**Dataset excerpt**

## Start

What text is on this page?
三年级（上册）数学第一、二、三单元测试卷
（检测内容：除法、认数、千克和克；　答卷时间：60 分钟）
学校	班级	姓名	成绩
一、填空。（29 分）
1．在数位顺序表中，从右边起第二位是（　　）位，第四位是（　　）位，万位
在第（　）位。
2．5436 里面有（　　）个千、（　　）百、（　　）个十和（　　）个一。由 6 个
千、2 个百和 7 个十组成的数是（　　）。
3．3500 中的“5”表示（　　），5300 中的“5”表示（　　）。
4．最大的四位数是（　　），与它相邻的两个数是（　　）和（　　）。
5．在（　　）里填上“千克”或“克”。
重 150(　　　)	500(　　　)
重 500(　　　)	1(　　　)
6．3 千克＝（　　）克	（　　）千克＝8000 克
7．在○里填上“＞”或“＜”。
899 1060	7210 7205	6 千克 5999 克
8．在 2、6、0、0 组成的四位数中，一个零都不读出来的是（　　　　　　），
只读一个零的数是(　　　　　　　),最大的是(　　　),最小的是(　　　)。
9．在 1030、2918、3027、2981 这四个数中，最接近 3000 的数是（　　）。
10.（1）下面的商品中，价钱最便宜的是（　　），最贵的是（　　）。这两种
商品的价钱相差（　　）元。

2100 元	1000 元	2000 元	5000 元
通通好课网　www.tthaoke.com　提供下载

## End
## Start

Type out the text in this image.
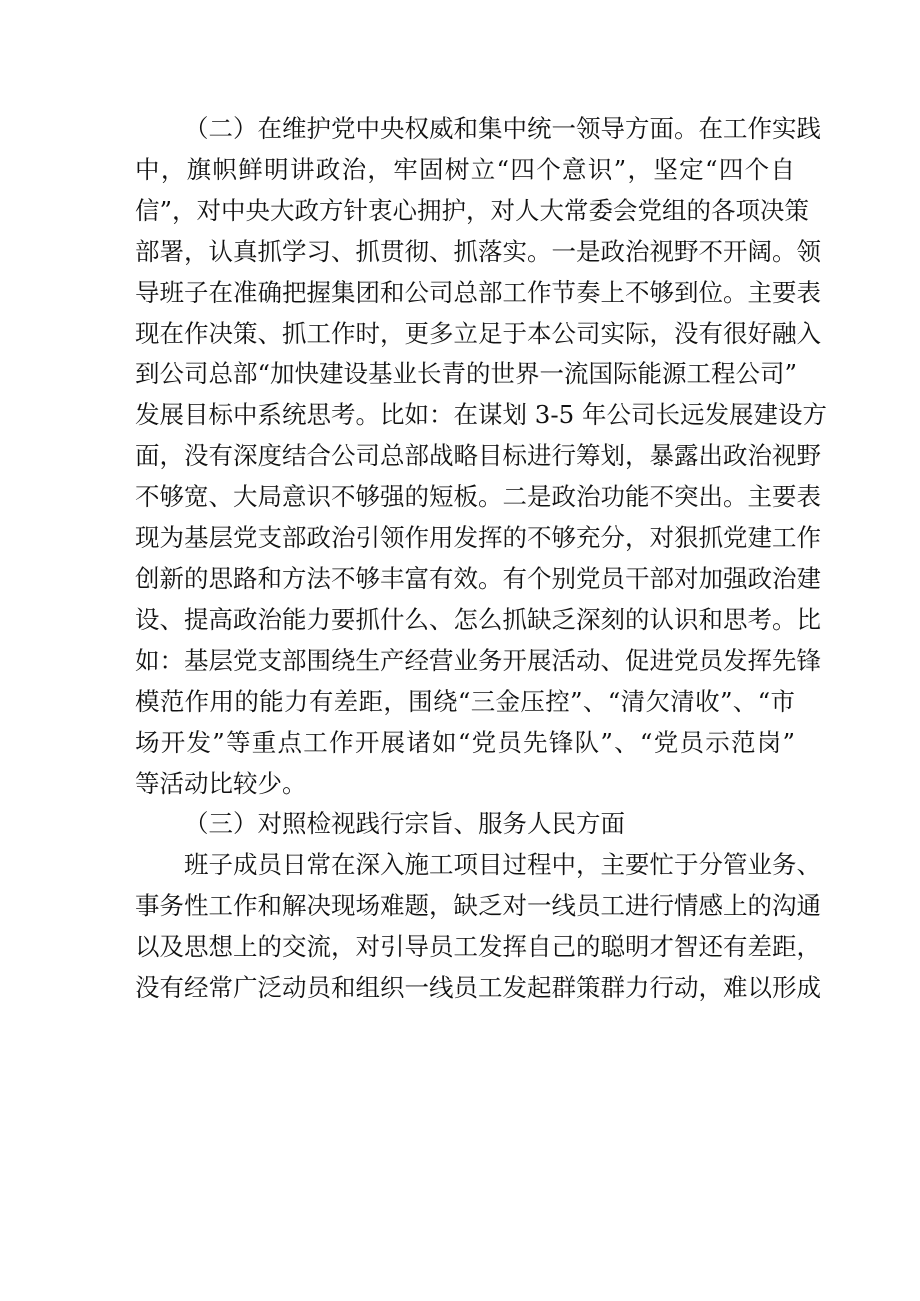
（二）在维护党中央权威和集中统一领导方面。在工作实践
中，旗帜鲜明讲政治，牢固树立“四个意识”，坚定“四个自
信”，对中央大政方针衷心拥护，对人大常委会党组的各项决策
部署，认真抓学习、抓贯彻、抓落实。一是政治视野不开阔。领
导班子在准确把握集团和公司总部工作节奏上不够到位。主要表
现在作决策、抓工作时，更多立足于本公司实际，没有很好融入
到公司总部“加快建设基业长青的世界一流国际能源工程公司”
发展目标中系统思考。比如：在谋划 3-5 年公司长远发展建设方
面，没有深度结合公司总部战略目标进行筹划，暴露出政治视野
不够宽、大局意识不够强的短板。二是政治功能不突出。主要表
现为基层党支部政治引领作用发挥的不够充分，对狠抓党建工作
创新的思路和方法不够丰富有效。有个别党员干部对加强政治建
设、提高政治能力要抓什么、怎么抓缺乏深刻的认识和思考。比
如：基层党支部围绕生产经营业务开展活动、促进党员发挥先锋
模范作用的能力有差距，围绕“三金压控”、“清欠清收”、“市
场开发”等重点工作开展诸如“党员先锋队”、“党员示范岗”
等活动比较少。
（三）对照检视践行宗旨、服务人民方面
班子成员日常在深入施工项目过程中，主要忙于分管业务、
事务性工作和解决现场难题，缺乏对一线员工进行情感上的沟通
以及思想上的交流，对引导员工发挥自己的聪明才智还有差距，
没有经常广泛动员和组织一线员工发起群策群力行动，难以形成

## End

**YOUR GOAL**
Looking at the listing above, count the lines that contain "text" and give nothing but the number.

**SOLUTION TO THE PROBLEM**
2